**Problem statement**
Reproduce the listing exactly, with no pictures in your copy.

**Recorded data**
::::
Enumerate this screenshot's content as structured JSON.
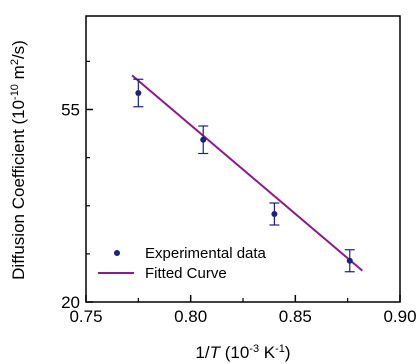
{
  "chart_data": {
    "type": "scatter",
    "xlabel_parts": {
      "pre": "1/",
      "italic": "T",
      "mid": " (10",
      "sup1": "-3",
      "mid2": " K",
      "sup2": "-1",
      "post": ")"
    },
    "ylabel_parts": {
      "pre": "Diffusion Coefficient (10",
      "sup1": "-10",
      "mid": " m",
      "sup2": "2",
      "post": "/s)"
    },
    "xlim": [
      0.75,
      0.9
    ],
    "ylim": [
      20,
      72
    ],
    "x_ticks": [
      0.75,
      0.8,
      0.85,
      0.9
    ],
    "x_tick_labels": [
      "0.75",
      "0.80",
      "0.85",
      "0.90"
    ],
    "y_ticks": [
      20,
      55
    ],
    "y_tick_labels": [
      "20",
      "55"
    ],
    "y_minor_ticks": [
      28.75,
      37.5,
      46.25,
      63.75
    ],
    "grid": false,
    "legend_position": "bottom-left",
    "series": [
      {
        "name": "Experimental data",
        "kind": "points_with_error_bars",
        "color": "#1a237e",
        "x": [
          0.775,
          0.806,
          0.84,
          0.876
        ],
        "y": [
          58.0,
          49.5,
          36.0,
          27.5
        ],
        "error": [
          2.5,
          2.5,
          2.0,
          2.0
        ]
      },
      {
        "name": "Fitted Curve",
        "kind": "line",
        "color": "#8b1a8b",
        "x": [
          0.772,
          0.882
        ],
        "y": [
          61.2,
          25.7
        ]
      }
    ]
  }
}
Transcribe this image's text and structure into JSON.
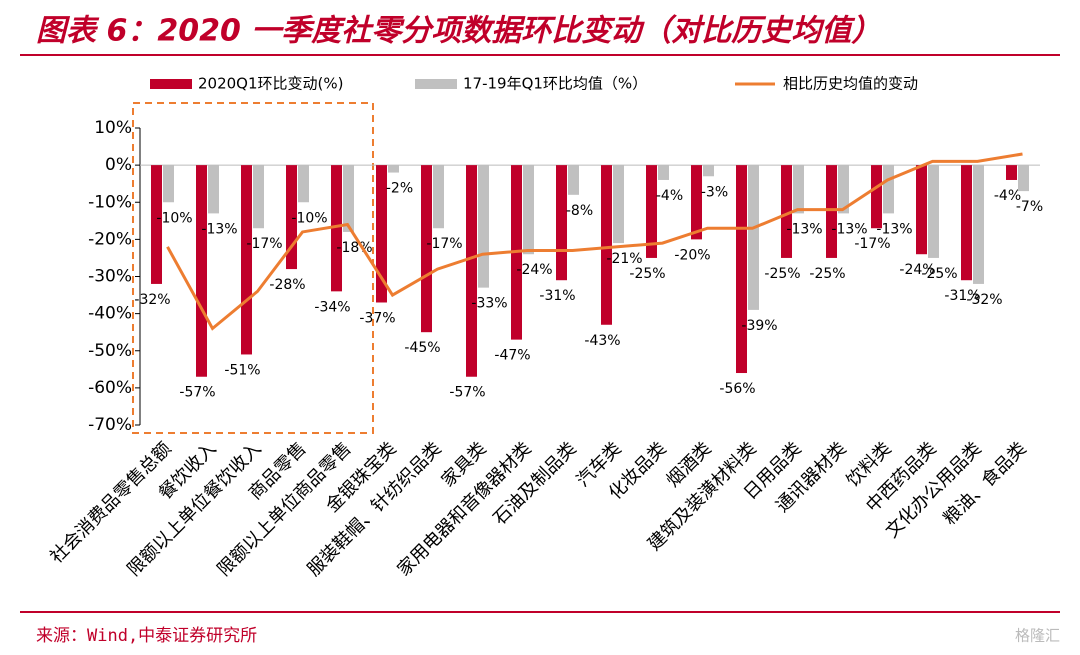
{
  "chart_data": {
    "type": "bar_line",
    "title": "图表 6：2020 一季度社零分项数据环比变动（对比历史均值）",
    "source": "来源：Wind,中泰证券研究所",
    "watermark": "格隆汇",
    "categories": [
      "社会消费品零售总额",
      "餐饮收入",
      "限额以上单位餐饮收入",
      "商品零售",
      "限额以上单位商品零售",
      "金银珠宝类",
      "服装鞋帽、针纺织品类",
      "家具类",
      "家用电器和音像器材类",
      "石油及制品类",
      "汽车类",
      "化妆品类",
      "烟酒类",
      "建筑及装潢材料类",
      "日用品类",
      "通讯器材类",
      "饮料类",
      "中西药品类",
      "文化办公用品类",
      "粮油、食品类"
    ],
    "series": [
      {
        "name": "2020Q1环比变动(%)",
        "type": "bar",
        "color": "#c0002a",
        "values": [
          -32,
          -57,
          -51,
          -28,
          -34,
          -37,
          -45,
          -57,
          -47,
          -31,
          -43,
          -25,
          -20,
          -56,
          -25,
          -25,
          -17,
          -24,
          -31,
          -4
        ],
        "value_labels": [
          "-32%",
          "-57%",
          "-51%",
          "-28%",
          "-34%",
          "-37%",
          "-45%",
          "-57%",
          "-47%",
          "-31%",
          "-43%",
          "-25%",
          "-20%",
          "-56%",
          "-25%",
          "-25%",
          "-17%",
          "-24%",
          "-31%",
          "-4%"
        ]
      },
      {
        "name": "17-19年Q1环比均值（%）",
        "type": "bar",
        "color": "#c0c0c0",
        "values": [
          -10,
          -13,
          -17,
          -10,
          -18,
          -2,
          -17,
          -33,
          -24,
          -8,
          -21,
          -4,
          -3,
          -39,
          -13,
          -13,
          -13,
          -25,
          -32,
          -7
        ],
        "value_labels": [
          "-10%",
          "-13%",
          "-17%",
          "-10%",
          "-18%",
          "-2%",
          "-17%",
          "-33%",
          "-24%",
          "-8%",
          "-21%",
          "-4%",
          "-3%",
          "-39%",
          "-13%",
          "-13%",
          "-13%",
          "-25%",
          "-32%",
          "-7%"
        ]
      },
      {
        "name": "相比历史均值的变动",
        "type": "line",
        "color": "#ed7d31",
        "values": [
          -22,
          -44,
          -34,
          -18,
          -16,
          -35,
          -28,
          -24,
          -23,
          -23,
          -22,
          -21,
          -17,
          -17,
          -12,
          -12,
          -4,
          1,
          1,
          3
        ]
      }
    ],
    "ylim": [
      -70,
      10
    ],
    "yticks": [
      {
        "value": -70,
        "label": "-70%"
      },
      {
        "value": -60,
        "label": "-60%"
      },
      {
        "value": -50,
        "label": "-50%"
      },
      {
        "value": -40,
        "label": "-40%"
      },
      {
        "value": -30,
        "label": "-30%"
      },
      {
        "value": -20,
        "label": "-20%"
      },
      {
        "value": -10,
        "label": "-10%"
      },
      {
        "value": 0,
        "label": "0%"
      },
      {
        "value": 10,
        "label": "10%"
      }
    ],
    "grid": false,
    "legend": "top"
  }
}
::::
**Solution**
Enumerate this screenshot's content as structured JSON.
{
  "chart_data": {
    "type": "scatter",
    "xlabel_parts": {
      "pre": "1/",
      "italic": "T",
      "mid": " (10",
      "sup1": "-3",
      "mid2": " K",
      "sup2": "-1",
      "post": ")"
    },
    "ylabel_parts": {
      "pre": "Diffusion Coefficient (10",
      "sup1": "-10",
      "mid": " m",
      "sup2": "2",
      "post": "/s)"
    },
    "xlim": [
      0.75,
      0.9
    ],
    "ylim": [
      20,
      72
    ],
    "x_ticks": [
      0.75,
      0.8,
      0.85,
      0.9
    ],
    "x_tick_labels": [
      "0.75",
      "0.80",
      "0.85",
      "0.90"
    ],
    "y_ticks": [
      20,
      55
    ],
    "y_tick_labels": [
      "20",
      "55"
    ],
    "y_minor_ticks": [
      28.75,
      37.5,
      46.25,
      63.75
    ],
    "grid": false,
    "legend_position": "bottom-left",
    "series": [
      {
        "name": "Experimental data",
        "kind": "points_with_error_bars",
        "color": "#1a237e",
        "x": [
          0.775,
          0.806,
          0.84,
          0.876
        ],
        "y": [
          58.0,
          49.5,
          36.0,
          27.5
        ],
        "error": [
          2.5,
          2.5,
          2.0,
          2.0
        ]
      },
      {
        "name": "Fitted Curve",
        "kind": "line",
        "color": "#8b1a8b",
        "x": [
          0.772,
          0.882
        ],
        "y": [
          61.2,
          25.7
        ]
      }
    ]
  }
}
Transcribe this image's text and structure into JSON.
{
  "chart_data": {
    "type": "bar_line",
    "title": "图表 6：2020 一季度社零分项数据环比变动（对比历史均值）",
    "source": "来源：Wind,中泰证券研究所",
    "watermark": "格隆汇",
    "categories": [
      "社会消费品零售总额",
      "餐饮收入",
      "限额以上单位餐饮收入",
      "商品零售",
      "限额以上单位商品零售",
      "金银珠宝类",
      "服装鞋帽、针纺织品类",
      "家具类",
      "家用电器和音像器材类",
      "石油及制品类",
      "汽车类",
      "化妆品类",
      "烟酒类",
      "建筑及装潢材料类",
      "日用品类",
      "通讯器材类",
      "饮料类",
      "中西药品类",
      "文化办公用品类",
      "粮油、食品类"
    ],
    "series": [
      {
        "name": "2020Q1环比变动(%)",
        "type": "bar",
        "color": "#c0002a",
        "values": [
          -32,
          -57,
          -51,
          -28,
          -34,
          -37,
          -45,
          -57,
          -47,
          -31,
          -43,
          -25,
          -20,
          -56,
          -25,
          -25,
          -17,
          -24,
          -31,
          -4
        ],
        "value_labels": [
          "-32%",
          "-57%",
          "-51%",
          "-28%",
          "-34%",
          "-37%",
          "-45%",
          "-57%",
          "-47%",
          "-31%",
          "-43%",
          "-25%",
          "-20%",
          "-56%",
          "-25%",
          "-25%",
          "-17%",
          "-24%",
          "-31%",
          "-4%"
        ]
      },
      {
        "name": "17-19年Q1环比均值（%）",
        "type": "bar",
        "color": "#c0c0c0",
        "values": [
          -10,
          -13,
          -17,
          -10,
          -18,
          -2,
          -17,
          -33,
          -24,
          -8,
          -21,
          -4,
          -3,
          -39,
          -13,
          -13,
          -13,
          -25,
          -32,
          -7
        ],
        "value_labels": [
          "-10%",
          "-13%",
          "-17%",
          "-10%",
          "-18%",
          "-2%",
          "-17%",
          "-33%",
          "-24%",
          "-8%",
          "-21%",
          "-4%",
          "-3%",
          "-39%",
          "-13%",
          "-13%",
          "-13%",
          "-25%",
          "-32%",
          "-7%"
        ]
      },
      {
        "name": "相比历史均值的变动",
        "type": "line",
        "color": "#ed7d31",
        "values": [
          -22,
          -44,
          -34,
          -18,
          -16,
          -35,
          -28,
          -24,
          -23,
          -23,
          -22,
          -21,
          -17,
          -17,
          -12,
          -12,
          -4,
          1,
          1,
          3
        ]
      }
    ],
    "ylim": [
      -70,
      10
    ],
    "yticks": [
      {
        "value": -70,
        "label": "-70%"
      },
      {
        "value": -60,
        "label": "-60%"
      },
      {
        "value": -50,
        "label": "-50%"
      },
      {
        "value": -40,
        "label": "-40%"
      },
      {
        "value": -30,
        "label": "-30%"
      },
      {
        "value": -20,
        "label": "-20%"
      },
      {
        "value": -10,
        "label": "-10%"
      },
      {
        "value": 0,
        "label": "0%"
      },
      {
        "value": 10,
        "label": "10%"
      }
    ],
    "grid": false,
    "legend": "top"
  }
}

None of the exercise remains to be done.